## Raw data

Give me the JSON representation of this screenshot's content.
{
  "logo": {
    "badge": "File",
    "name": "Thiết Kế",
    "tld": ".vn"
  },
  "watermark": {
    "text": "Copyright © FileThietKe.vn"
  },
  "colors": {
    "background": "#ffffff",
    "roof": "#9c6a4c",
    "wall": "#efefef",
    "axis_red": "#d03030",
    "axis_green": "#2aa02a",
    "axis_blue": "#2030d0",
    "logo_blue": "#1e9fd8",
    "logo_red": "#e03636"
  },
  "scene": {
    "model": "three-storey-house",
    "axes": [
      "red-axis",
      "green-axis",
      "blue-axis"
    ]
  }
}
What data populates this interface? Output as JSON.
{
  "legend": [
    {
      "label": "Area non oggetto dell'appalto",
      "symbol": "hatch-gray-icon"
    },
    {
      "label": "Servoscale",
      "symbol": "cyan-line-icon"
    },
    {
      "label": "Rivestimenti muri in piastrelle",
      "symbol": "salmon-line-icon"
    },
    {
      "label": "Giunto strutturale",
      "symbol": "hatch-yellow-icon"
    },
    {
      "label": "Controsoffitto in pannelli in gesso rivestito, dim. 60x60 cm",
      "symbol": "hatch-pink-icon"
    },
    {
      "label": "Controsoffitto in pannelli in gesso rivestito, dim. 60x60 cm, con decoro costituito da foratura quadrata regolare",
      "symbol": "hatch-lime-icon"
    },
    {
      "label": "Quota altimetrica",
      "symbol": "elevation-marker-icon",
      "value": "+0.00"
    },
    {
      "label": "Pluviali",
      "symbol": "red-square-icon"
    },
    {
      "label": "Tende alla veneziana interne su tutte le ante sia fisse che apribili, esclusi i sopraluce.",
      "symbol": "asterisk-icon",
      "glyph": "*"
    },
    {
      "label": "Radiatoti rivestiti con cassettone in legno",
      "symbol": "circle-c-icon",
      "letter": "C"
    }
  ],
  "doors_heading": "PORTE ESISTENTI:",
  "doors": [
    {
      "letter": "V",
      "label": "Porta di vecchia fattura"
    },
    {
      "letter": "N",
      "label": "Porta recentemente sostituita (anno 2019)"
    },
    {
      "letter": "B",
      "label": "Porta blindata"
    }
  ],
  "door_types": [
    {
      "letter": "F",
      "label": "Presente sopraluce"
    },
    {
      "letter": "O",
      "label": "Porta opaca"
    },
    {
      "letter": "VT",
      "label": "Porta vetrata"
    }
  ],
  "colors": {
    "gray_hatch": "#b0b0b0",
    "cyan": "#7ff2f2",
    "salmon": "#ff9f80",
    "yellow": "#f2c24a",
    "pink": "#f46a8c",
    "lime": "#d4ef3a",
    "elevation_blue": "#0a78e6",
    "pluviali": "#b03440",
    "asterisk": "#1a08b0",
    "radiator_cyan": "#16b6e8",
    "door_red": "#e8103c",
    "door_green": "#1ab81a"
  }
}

## The problem
Scan the material for lines with the word "Porta", and copy each line you find.

## Solution for this task
      "label": "Porta di vecchia fattura"
      "label": "Porta recentemente sostituita (anno 2019)"
      "label": "Porta blindata"
      "label": "Porta opaca"
      "label": "Porta vetrata"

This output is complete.